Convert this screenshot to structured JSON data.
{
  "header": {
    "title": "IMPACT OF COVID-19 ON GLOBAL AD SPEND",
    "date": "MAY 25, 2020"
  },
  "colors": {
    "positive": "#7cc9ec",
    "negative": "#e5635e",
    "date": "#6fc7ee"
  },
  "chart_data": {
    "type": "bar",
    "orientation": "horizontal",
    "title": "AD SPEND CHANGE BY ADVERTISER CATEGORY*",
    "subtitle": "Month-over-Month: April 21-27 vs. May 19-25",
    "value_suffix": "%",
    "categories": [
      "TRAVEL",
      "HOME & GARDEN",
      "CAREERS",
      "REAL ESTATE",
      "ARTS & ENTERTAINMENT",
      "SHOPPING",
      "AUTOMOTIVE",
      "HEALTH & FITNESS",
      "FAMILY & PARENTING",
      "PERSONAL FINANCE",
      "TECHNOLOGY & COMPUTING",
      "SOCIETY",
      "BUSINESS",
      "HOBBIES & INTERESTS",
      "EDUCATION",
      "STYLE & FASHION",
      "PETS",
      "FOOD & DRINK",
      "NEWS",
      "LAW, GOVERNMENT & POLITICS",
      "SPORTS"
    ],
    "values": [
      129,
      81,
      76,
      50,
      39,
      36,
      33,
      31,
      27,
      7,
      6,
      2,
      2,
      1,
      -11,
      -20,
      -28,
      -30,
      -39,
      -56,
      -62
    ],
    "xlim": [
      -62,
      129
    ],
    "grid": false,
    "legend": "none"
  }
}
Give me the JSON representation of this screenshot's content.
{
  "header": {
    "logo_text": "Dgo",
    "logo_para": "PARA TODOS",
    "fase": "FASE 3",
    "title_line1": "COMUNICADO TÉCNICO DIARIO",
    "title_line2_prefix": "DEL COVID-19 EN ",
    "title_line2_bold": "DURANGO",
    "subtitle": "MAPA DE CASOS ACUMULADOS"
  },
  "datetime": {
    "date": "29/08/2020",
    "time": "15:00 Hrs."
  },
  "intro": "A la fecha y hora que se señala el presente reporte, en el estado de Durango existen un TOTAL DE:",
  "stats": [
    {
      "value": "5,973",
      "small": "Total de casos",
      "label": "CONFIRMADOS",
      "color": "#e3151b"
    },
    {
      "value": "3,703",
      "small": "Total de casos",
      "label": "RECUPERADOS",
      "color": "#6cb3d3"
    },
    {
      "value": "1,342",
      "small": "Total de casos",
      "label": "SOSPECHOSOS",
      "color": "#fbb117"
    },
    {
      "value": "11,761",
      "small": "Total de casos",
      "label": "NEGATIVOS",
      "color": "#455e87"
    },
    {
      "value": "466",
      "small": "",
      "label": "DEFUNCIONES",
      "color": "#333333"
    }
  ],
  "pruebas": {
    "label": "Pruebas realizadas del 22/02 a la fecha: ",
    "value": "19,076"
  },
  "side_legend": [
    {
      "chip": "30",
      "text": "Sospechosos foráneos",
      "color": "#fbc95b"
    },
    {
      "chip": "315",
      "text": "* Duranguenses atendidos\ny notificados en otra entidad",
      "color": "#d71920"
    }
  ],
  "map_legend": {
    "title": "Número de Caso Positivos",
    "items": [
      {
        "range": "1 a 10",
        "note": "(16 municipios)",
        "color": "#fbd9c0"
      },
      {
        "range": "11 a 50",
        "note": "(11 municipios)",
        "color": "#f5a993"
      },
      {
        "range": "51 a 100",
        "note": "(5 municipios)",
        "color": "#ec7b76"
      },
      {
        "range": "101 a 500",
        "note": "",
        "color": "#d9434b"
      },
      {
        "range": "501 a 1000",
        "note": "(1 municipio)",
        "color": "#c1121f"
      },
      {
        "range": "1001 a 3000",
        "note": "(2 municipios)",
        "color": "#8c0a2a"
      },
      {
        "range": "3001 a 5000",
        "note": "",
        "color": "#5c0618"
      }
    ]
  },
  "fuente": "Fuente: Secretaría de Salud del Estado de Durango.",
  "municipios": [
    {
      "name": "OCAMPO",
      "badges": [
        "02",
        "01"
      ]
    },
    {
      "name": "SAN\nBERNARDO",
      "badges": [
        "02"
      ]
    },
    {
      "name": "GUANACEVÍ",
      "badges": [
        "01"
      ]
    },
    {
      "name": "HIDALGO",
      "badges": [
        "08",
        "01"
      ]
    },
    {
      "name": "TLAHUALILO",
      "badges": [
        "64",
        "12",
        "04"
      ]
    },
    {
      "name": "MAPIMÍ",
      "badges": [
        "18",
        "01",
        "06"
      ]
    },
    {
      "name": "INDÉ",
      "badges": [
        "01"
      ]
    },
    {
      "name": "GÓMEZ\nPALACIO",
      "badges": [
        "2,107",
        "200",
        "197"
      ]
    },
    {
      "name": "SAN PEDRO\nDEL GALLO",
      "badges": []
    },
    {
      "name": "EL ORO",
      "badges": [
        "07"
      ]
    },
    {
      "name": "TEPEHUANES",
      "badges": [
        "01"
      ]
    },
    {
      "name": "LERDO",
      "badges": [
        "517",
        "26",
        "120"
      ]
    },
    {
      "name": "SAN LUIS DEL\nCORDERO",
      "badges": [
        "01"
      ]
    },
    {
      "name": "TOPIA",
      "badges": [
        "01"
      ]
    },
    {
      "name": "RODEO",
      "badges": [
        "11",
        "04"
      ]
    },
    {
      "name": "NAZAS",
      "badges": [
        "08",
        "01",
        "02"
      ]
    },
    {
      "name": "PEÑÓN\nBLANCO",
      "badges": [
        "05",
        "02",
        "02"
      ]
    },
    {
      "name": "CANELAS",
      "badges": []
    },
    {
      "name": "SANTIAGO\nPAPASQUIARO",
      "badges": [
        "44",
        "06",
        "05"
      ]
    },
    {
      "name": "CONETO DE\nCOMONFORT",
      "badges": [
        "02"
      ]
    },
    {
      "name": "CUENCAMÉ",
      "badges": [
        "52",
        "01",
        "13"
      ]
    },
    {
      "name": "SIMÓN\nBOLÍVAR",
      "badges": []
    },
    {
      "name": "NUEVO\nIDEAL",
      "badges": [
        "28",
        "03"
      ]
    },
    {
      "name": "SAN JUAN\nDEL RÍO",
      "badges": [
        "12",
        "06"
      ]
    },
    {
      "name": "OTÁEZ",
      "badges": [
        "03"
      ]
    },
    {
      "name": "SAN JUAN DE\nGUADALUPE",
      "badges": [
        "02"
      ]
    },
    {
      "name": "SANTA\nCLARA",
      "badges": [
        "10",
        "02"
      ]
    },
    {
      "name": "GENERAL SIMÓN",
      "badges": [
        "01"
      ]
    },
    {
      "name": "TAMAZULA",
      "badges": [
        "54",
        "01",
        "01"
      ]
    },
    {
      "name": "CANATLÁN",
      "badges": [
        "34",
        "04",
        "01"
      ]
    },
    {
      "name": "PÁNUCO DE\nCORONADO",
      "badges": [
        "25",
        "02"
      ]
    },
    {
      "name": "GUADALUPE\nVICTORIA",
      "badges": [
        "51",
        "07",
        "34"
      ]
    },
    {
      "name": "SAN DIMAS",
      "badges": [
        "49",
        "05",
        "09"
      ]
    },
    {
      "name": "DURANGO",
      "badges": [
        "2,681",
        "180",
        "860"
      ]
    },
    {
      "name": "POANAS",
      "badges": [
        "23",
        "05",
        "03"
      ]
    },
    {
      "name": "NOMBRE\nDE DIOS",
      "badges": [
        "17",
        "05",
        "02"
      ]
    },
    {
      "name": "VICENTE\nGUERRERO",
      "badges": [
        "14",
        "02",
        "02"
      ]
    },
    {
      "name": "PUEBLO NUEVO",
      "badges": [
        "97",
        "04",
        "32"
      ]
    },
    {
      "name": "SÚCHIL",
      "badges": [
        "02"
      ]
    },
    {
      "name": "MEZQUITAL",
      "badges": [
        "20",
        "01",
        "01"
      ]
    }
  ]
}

● **What you are asked to do**: Pick out the lines above containing the word "SIMÓN", then copy them.

● **Problem solution**:
      "name": "SIMÓN\nBOLÍVAR",
      "name": "GENERAL SIMÓN",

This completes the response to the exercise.